Reproduce the listing below word for word, with no pictures.

#####

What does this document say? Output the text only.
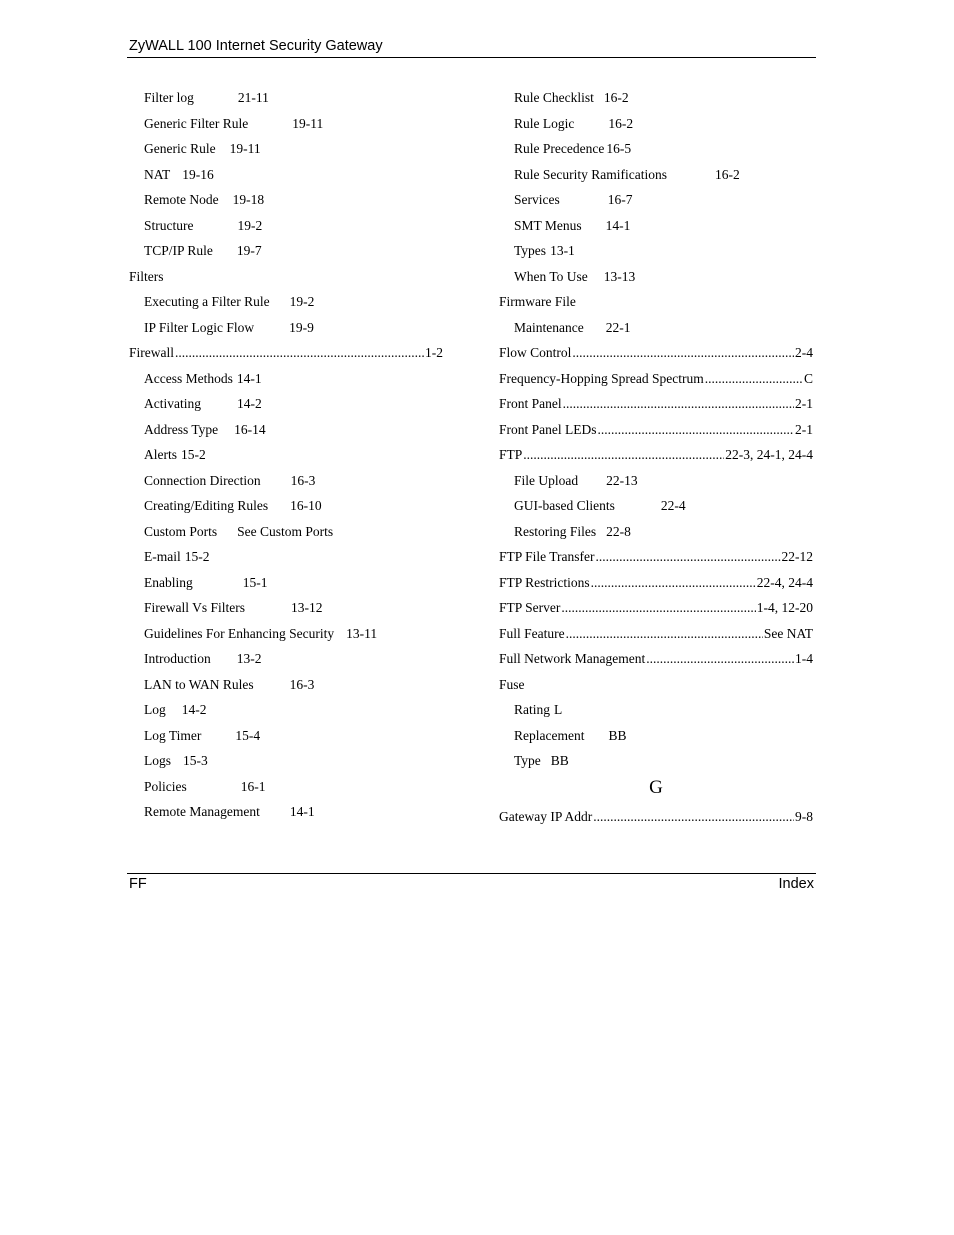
ZyWALL 100 Internet Security Gateway
Filter log	21-11
Generic Filter Rule	19-11
Generic Rule 19-11
NAT 19-16
Remote Node 19-18
Structure	19-2
TCP/IP Rule 19-7
Filters
Executing a Filter Rule 19-2
IP Filter Logic Flow	19-9
Firewall .....	1-2
Access Methods 14-1
Activating	14-2
Address Type 16-14
Alerts 15-2
Connection Direction 16-3
Creating/Editing Rules 16-10
Custom Ports See Custom Ports
E-mail 15-2
Enabling	15-1
Firewall Vs Filters	13-12
Guidelines For Enhancing Security 13-11
Introduction 13-2
LAN to WAN Rules	16-3
Log 14-2
Log Timer	15-4
Logs 15-3
Policies	16-1
Remote Management 14-1
Rule Checklist 16-2
Rule Logic	16-2
Rule Precedence 16-5
Rule Security Ramifications	16-2
Services	16-7
SMT Menus 14-1
Types 13-1
When To Use 13-13
Firmware File
Maintenance 22-1
Flow Control .....	2-4
Frequency-Hopping Spread Spectrum .....	C
Front Panel .....	2-1
Front Panel LEDs .....	2-1
FTP .....	22-3, 24-1, 24-4
File Upload 22-13
GUI-based Clients	22-4
Restoring Files 22-8
FTP File Transfer .....	22-12
FTP Restrictions .....	22-4, 24-4
FTP Server .....	1-4, 12-20
Full Feature .....	See NAT
Full Network Management .....	1-4
Fuse
Rating L
Replacement BB
Type BB
G
Gateway IP Addr .....	9-8
FF	Index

#####

> [SOLUTION TO THE EXERCISE]:
What does this document say? Output the text only.
ZyWALL 100 Internet Security Gateway
Filter log	21-11
Generic Filter Rule	19-11
Generic Rule 19-11
NAT 19-16
Remote Node 19-18
Structure	19-2
TCP/IP Rule 19-7
Filters
Executing a Filter Rule 19-2
IP Filter Logic Flow	19-9
Firewall .....	1-2
Access Methods 14-1
Activating	14-2
Address Type 16-14
Alerts 15-2
Connection Direction 16-3
Creating/Editing Rules 16-10
Custom Ports See Custom Ports
E-mail 15-2
Enabling	15-1
Firewall Vs Filters	13-12
Guidelines For Enhancing Security 13-11
Introduction 13-2
LAN to WAN Rules	16-3
Log 14-2
Log Timer	15-4
Logs 15-3
Policies	16-1
Remote Management 14-1
Rule Checklist 16-2
Rule Logic	16-2
Rule Precedence 16-5
Rule Security Ramifications	16-2
Services	16-7
SMT Menus 14-1
Types 13-1
When To Use 13-13
Firmware File
Maintenance 22-1
Flow Control .....	2-4
Frequency-Hopping Spread Spectrum .....	C
Front Panel .....	2-1
Front Panel LEDs .....	2-1
FTP .....	22-3, 24-1, 24-4
File Upload 22-13
GUI-based Clients	22-4
Restoring Files 22-8
FTP File Transfer .....	22-12
FTP Restrictions .....	22-4, 24-4
FTP Server .....	1-4, 12-20
Full Feature .....	See NAT
Full Network Management .....	1-4
Fuse
Rating L
Replacement BB
Type BB
G
Gateway IP Addr .....	9-8
FF	Index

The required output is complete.